(Material for the task):
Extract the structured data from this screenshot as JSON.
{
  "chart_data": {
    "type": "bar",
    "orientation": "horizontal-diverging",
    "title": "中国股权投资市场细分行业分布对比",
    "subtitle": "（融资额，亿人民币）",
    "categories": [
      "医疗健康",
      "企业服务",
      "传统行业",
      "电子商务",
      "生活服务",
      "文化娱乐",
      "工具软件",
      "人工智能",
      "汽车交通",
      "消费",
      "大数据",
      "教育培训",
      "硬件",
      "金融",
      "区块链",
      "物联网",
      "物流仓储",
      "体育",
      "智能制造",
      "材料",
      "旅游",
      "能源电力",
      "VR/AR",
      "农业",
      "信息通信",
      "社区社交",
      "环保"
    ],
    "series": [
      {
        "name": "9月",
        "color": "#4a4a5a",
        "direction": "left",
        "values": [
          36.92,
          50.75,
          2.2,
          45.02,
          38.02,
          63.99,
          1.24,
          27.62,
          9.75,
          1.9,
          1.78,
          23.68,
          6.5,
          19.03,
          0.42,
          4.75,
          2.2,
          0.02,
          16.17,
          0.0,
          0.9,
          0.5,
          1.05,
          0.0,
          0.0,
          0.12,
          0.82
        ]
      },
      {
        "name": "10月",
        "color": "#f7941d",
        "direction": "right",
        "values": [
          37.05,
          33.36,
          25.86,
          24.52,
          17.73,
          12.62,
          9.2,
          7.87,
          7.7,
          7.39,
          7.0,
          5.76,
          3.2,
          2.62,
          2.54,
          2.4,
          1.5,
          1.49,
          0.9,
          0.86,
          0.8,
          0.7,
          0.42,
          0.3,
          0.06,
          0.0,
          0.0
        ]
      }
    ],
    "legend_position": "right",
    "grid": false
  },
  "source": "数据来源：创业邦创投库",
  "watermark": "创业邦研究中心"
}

(Exercise prompt): Using the listing above, please repeat every entry exactly.

(Response):
Extract the structured data from this screenshot as JSON.
{
  "chart_data": {
    "type": "bar",
    "orientation": "horizontal-diverging",
    "title": "中国股权投资市场细分行业分布对比",
    "subtitle": "（融资额，亿人民币）",
    "categories": [
      "医疗健康",
      "企业服务",
      "传统行业",
      "电子商务",
      "生活服务",
      "文化娱乐",
      "工具软件",
      "人工智能",
      "汽车交通",
      "消费",
      "大数据",
      "教育培训",
      "硬件",
      "金融",
      "区块链",
      "物联网",
      "物流仓储",
      "体育",
      "智能制造",
      "材料",
      "旅游",
      "能源电力",
      "VR/AR",
      "农业",
      "信息通信",
      "社区社交",
      "环保"
    ],
    "series": [
      {
        "name": "9月",
        "color": "#4a4a5a",
        "direction": "left",
        "values": [
          36.92,
          50.75,
          2.2,
          45.02,
          38.02,
          63.99,
          1.24,
          27.62,
          9.75,
          1.9,
          1.78,
          23.68,
          6.5,
          19.03,
          0.42,
          4.75,
          2.2,
          0.02,
          16.17,
          0.0,
          0.9,
          0.5,
          1.05,
          0.0,
          0.0,
          0.12,
          0.82
        ]
      },
      {
        "name": "10月",
        "color": "#f7941d",
        "direction": "right",
        "values": [
          37.05,
          33.36,
          25.86,
          24.52,
          17.73,
          12.62,
          9.2,
          7.87,
          7.7,
          7.39,
          7.0,
          5.76,
          3.2,
          2.62,
          2.54,
          2.4,
          1.5,
          1.49,
          0.9,
          0.86,
          0.8,
          0.7,
          0.42,
          0.3,
          0.06,
          0.0,
          0.0
        ]
      }
    ],
    "legend_position": "right",
    "grid": false
  },
  "source": "数据来源：创业邦创投库",
  "watermark": "创业邦研究中心"
}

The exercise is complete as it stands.